* start Data supplied *
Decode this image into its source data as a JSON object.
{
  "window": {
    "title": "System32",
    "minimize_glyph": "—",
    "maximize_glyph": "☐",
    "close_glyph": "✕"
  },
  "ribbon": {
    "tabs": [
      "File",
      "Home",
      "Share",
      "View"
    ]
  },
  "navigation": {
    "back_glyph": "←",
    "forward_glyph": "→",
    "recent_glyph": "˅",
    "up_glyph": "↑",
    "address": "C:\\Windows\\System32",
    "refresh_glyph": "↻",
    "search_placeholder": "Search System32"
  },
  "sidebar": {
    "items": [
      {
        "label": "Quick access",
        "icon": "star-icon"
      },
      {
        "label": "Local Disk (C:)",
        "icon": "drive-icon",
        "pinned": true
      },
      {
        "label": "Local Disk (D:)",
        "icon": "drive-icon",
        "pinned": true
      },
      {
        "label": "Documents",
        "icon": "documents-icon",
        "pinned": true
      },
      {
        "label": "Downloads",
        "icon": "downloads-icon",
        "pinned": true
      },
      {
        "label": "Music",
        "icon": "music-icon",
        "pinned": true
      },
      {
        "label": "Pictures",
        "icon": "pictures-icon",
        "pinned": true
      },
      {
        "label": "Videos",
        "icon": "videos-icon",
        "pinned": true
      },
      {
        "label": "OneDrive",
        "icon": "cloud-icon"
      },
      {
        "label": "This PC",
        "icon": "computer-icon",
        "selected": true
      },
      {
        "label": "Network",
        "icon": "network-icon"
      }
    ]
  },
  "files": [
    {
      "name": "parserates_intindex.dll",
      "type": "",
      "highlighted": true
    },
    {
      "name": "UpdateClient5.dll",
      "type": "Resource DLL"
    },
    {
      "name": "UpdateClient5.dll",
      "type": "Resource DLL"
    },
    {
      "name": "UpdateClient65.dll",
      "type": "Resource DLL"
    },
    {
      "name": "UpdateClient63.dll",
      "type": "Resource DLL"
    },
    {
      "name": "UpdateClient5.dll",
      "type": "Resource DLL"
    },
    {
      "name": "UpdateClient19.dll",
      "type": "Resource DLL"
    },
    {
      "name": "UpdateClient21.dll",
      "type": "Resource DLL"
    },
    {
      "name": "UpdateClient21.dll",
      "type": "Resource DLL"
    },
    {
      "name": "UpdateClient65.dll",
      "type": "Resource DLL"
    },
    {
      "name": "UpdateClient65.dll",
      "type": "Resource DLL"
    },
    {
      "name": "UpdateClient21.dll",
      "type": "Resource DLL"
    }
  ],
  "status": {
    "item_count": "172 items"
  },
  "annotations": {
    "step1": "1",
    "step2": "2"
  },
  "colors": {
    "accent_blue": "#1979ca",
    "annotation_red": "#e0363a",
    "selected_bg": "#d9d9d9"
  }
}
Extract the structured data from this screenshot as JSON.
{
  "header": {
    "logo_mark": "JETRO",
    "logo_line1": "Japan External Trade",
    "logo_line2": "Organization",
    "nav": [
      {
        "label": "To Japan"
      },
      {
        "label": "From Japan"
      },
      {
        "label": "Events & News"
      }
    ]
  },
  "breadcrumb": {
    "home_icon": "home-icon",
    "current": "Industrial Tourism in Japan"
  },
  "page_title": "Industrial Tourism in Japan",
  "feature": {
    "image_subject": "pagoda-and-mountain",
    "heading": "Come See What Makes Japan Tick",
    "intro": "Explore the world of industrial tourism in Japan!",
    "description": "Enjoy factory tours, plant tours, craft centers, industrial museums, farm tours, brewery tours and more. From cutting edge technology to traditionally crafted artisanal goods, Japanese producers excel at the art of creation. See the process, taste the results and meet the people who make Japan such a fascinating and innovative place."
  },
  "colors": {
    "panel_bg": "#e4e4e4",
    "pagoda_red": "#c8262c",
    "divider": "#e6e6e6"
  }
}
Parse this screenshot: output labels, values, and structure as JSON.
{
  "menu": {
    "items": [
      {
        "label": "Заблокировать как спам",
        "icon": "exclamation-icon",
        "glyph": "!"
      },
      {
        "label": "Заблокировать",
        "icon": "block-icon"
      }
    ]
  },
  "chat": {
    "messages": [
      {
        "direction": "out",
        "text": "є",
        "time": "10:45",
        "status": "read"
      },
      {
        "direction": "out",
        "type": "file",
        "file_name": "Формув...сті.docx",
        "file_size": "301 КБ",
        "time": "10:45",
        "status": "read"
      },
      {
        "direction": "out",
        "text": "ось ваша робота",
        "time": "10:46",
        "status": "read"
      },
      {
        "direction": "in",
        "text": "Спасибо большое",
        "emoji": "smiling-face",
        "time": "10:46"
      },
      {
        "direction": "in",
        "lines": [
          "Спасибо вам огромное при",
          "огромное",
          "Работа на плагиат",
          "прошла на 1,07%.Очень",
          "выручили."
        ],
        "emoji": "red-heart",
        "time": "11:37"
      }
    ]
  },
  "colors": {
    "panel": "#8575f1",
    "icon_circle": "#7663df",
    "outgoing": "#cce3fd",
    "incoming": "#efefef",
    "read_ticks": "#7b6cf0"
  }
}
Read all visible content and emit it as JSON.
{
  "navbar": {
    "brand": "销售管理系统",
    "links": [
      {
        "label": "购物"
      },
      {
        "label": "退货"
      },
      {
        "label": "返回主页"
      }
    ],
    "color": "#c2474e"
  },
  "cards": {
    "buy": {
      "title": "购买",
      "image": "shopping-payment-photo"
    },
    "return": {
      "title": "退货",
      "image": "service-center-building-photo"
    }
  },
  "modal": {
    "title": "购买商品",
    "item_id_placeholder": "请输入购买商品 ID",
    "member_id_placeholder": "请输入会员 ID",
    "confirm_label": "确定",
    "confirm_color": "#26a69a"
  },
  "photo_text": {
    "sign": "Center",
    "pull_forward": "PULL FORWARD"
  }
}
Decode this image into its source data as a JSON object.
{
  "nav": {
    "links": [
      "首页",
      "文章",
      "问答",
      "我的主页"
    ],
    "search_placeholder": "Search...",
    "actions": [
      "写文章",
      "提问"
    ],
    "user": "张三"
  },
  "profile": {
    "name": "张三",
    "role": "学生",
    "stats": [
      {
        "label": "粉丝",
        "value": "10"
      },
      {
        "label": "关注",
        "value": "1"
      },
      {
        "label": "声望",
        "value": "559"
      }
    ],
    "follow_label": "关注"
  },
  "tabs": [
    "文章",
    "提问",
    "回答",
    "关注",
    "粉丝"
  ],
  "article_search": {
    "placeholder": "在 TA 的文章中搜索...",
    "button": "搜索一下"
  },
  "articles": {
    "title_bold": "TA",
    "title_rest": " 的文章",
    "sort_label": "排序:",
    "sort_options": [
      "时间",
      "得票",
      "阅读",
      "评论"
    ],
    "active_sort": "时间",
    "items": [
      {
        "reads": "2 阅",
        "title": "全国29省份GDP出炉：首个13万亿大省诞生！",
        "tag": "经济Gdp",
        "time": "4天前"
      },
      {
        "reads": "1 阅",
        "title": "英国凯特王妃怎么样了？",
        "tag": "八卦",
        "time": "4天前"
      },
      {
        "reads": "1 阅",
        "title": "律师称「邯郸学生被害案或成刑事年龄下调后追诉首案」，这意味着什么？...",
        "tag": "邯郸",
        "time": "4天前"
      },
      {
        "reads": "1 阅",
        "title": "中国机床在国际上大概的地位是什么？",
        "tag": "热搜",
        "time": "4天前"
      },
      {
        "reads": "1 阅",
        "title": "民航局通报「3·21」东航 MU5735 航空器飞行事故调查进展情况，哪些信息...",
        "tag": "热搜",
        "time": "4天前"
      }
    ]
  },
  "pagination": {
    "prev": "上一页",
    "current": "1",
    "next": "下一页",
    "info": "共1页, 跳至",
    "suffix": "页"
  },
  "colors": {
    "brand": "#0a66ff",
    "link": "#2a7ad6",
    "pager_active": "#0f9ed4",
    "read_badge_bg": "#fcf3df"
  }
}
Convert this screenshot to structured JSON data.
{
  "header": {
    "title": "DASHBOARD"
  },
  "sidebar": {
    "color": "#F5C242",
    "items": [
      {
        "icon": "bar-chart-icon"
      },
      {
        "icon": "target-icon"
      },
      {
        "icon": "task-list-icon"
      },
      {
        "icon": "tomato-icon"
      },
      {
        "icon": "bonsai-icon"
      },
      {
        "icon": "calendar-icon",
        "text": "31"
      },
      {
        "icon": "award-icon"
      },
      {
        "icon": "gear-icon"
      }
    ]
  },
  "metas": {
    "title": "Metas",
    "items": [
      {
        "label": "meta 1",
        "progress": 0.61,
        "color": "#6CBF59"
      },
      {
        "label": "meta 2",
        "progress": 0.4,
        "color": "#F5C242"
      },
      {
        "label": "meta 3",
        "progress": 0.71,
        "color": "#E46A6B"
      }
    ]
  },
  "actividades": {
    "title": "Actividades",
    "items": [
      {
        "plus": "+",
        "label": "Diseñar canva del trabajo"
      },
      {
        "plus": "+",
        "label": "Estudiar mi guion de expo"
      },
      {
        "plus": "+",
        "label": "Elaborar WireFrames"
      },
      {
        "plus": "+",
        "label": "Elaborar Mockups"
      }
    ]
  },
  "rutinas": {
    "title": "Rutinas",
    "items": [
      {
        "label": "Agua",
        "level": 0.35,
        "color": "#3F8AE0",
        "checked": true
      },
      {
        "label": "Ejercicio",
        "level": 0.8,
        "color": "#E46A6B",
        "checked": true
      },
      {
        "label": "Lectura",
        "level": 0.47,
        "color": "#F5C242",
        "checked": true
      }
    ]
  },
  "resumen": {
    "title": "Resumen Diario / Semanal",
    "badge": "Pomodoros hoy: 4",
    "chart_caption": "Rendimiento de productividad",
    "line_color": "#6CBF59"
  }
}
* end Data supplied *
To do: Look over the records above and copy each line that includes the string "JSON".

Answer to this task:
Decode this image into its source data as a JSON object.
Extract the structured data from this screenshot as JSON.
Parse this screenshot: output labels, values, and structure as JSON.
Read all visible content and emit it as JSON.
Decode this image into its source data as a JSON object.
Convert this screenshot to structured JSON data.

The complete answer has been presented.